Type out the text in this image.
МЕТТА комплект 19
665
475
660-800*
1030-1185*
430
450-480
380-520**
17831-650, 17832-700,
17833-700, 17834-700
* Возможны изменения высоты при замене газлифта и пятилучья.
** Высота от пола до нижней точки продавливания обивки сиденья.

■ ■ ■ ■ ■

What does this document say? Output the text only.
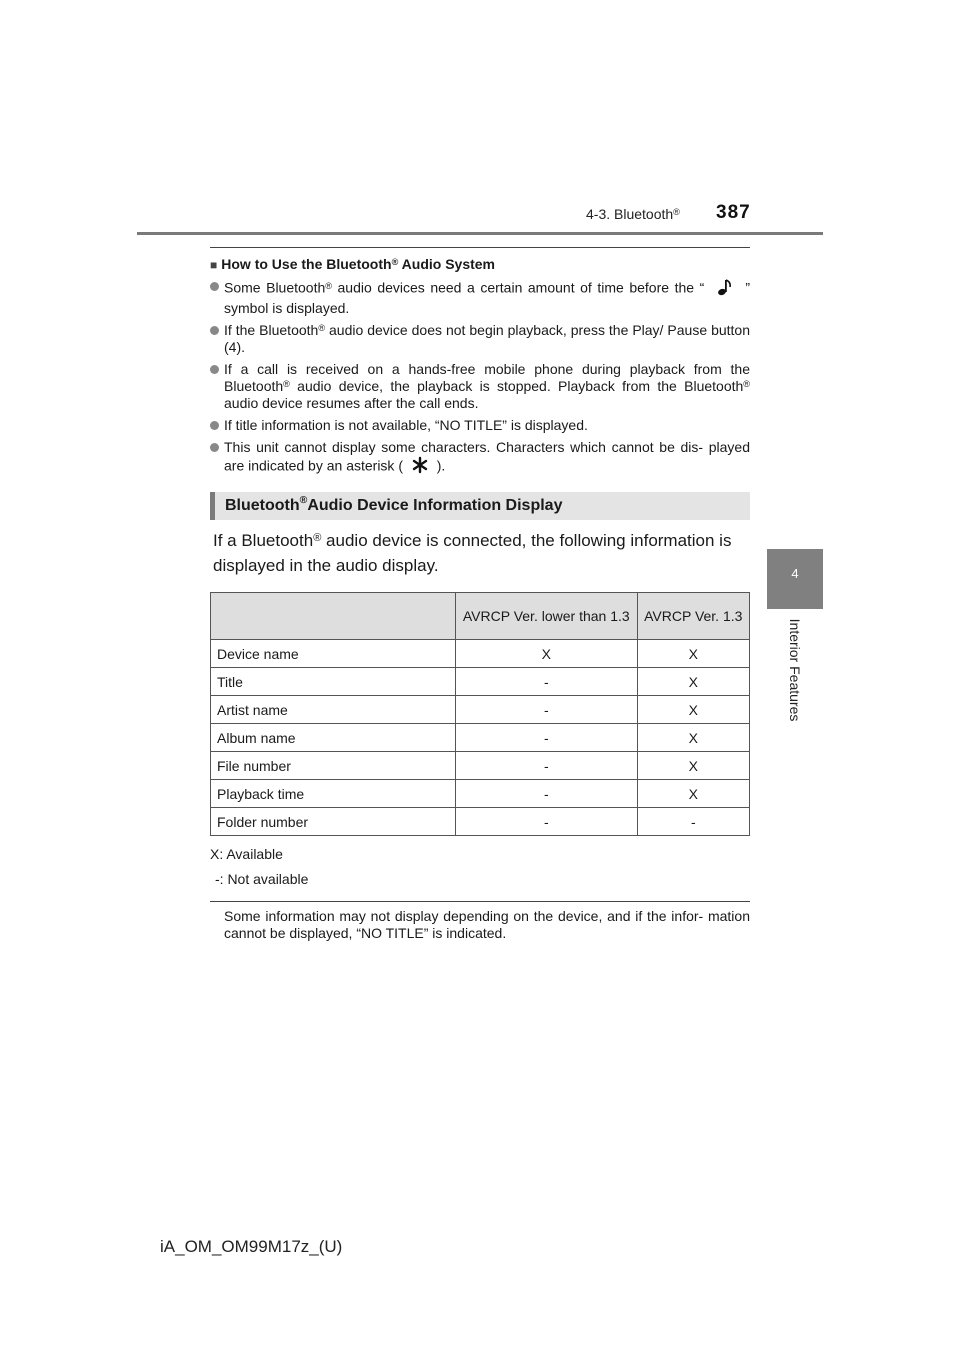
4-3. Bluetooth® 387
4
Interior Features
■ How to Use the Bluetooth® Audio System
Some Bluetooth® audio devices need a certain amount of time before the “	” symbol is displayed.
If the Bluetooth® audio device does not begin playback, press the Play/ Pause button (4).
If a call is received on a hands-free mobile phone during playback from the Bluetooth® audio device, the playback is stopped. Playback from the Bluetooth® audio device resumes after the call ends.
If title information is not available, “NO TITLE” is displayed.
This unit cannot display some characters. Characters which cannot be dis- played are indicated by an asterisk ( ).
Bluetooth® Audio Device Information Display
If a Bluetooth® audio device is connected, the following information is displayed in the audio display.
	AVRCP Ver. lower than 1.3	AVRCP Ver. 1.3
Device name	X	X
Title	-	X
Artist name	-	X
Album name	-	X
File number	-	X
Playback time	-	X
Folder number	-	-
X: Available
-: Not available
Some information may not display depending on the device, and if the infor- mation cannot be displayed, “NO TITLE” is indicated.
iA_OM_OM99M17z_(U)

■ ■ ■ ■ ■

## GOAL
Check every line of the data above for the string "name", and copy those that have it.

## WRITTEN SOLUTION
Device name	X	X
Artist name	-	X
Album name	-	X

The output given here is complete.